Exercise set =>
**a.** Reproduce word for word the part of the study information passage that begins with "You are free" and ends with "in this study?".
**b.** Write what comes next in the study information passage, starting right after its final line.

Selected passage =>
* begin *
You are free to withdraw from the study at any time and can ask for your data to be destroyed up until 2 weeks after the interview without giving a reason. After this time your data will be stored in a secure location until completion of the research. After the research is completed all information will be destroyed. 

What are the potential disadvantages and risks of taking part in this study?
Due to the content involving a discussion around your relationship with your father, it is important to note that this might be upsetting and could cause emotional distress. As a counselling psychologist the researcher will aim to help make the interview experience as comfortable as possible and minimize distress were possible. If at the end of the interview you feel distressed, the researcher will provide you with a debrief sheet with appropriate support which can be accessed.

How will my information be kept confidential?
* end *
Record extracts =>
* begin *
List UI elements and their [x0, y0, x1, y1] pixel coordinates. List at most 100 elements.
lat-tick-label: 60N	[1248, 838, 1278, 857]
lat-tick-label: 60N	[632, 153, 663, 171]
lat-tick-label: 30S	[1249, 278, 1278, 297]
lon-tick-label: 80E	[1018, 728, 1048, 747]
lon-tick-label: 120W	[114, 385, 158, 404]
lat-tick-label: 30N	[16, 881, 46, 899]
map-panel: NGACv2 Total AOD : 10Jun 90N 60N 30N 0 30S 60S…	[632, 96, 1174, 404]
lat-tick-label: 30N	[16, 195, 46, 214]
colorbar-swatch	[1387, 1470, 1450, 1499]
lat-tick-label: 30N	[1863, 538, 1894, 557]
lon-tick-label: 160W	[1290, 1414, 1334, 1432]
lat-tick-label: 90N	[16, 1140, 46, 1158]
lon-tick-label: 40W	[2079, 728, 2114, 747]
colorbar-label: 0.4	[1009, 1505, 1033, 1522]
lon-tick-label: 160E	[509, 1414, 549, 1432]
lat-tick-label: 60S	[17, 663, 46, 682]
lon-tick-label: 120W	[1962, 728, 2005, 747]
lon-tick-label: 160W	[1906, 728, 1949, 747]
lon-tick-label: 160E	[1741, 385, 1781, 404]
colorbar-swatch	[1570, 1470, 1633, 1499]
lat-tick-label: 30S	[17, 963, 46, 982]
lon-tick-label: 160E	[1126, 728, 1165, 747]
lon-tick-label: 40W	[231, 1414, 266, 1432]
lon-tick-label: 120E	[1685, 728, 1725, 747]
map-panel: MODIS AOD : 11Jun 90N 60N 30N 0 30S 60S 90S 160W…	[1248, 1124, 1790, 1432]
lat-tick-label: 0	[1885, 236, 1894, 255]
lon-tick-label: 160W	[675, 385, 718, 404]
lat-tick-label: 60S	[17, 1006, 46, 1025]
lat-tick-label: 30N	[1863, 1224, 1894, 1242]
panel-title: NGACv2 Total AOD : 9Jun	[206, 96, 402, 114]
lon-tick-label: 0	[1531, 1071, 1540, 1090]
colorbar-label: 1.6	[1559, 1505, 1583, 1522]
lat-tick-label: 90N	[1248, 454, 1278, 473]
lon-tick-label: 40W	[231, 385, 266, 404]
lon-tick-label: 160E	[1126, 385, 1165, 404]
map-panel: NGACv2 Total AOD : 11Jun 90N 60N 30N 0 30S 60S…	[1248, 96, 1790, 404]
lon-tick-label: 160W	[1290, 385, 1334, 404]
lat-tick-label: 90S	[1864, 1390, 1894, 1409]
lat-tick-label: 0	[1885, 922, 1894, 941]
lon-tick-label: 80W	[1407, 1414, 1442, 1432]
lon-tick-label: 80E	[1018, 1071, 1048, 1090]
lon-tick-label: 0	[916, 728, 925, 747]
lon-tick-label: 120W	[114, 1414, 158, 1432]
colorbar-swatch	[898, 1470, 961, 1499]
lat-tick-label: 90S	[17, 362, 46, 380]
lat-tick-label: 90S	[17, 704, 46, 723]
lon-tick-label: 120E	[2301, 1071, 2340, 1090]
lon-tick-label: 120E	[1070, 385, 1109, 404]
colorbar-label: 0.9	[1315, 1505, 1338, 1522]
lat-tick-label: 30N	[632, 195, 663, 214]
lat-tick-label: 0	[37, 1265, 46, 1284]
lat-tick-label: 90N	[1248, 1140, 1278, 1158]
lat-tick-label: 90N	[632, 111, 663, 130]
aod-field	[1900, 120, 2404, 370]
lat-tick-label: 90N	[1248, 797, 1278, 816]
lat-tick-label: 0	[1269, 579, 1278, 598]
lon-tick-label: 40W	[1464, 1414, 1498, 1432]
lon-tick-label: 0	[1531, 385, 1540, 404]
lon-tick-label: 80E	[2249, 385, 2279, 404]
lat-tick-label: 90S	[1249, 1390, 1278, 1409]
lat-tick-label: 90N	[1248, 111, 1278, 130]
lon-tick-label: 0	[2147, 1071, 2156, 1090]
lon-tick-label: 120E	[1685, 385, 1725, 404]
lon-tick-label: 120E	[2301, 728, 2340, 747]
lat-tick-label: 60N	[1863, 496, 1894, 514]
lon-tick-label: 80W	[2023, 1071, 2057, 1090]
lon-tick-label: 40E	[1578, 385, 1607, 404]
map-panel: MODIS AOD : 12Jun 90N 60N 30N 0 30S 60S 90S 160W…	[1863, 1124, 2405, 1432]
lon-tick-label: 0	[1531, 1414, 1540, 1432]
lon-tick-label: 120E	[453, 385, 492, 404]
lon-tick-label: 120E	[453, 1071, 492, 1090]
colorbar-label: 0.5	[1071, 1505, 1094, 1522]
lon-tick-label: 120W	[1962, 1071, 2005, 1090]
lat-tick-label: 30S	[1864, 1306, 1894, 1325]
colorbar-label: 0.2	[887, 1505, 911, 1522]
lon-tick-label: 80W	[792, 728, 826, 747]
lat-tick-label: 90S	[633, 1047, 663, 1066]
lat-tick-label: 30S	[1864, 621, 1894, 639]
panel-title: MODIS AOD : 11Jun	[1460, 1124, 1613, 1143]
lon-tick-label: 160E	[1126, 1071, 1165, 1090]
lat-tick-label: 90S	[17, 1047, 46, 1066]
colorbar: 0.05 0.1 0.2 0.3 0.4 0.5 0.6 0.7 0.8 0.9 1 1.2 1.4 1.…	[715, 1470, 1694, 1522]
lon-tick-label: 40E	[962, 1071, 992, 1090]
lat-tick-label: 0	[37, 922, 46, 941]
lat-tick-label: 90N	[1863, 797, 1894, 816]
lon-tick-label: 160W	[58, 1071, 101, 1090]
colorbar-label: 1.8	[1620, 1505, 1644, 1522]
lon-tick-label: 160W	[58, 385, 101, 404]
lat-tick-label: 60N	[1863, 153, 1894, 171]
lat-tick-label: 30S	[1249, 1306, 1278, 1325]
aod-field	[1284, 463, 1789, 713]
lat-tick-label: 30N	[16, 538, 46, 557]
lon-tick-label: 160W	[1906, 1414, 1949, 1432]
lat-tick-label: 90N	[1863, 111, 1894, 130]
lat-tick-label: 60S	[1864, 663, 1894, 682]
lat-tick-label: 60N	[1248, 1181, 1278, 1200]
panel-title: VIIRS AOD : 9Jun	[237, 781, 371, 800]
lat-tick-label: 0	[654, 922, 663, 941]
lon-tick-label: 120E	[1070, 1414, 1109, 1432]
* end *
Answers below =>
**a.**
You are free to withdraw from the study at any time and can ask for your data to be destroyed up until 2 weeks after the interview without giving a reason. After this time your data will be stored in a secure location until completion of the research. After the research is completed all information will be destroyed. 

What are the potential disadvantages and risks of taking part in this study?

**b.**
The researcher will follow ethical and legal practice and all information about you will be handled in confidence. All information which is collected about you during the research will be kept strictly confidential, and any information about you will have your name and contact details removed so that you cannot be recognised. If interested in the research, you will contact the researcher who will explain the research further and provide consent forms and questionnaires for you to fill in. If the researcher feels you meet the criteria for interview, they will contact you and invite you to an interview. If you do not meet the interview criteria your questionnaire results will be kept in a secure location and can only be accessed by the researcher. If during the interview process you reveal information that suggests you are a risk to yourself or others, the researcher reserves the right to contact the relevant authorities. Upon completion of this research, the aim is to publish these finding, to protect your identity once the interview has been completed you will be referred to by a pseudonym. All personal information disclosed during the interview will either be omitted or anonymised.  

What will happen to the results of this study?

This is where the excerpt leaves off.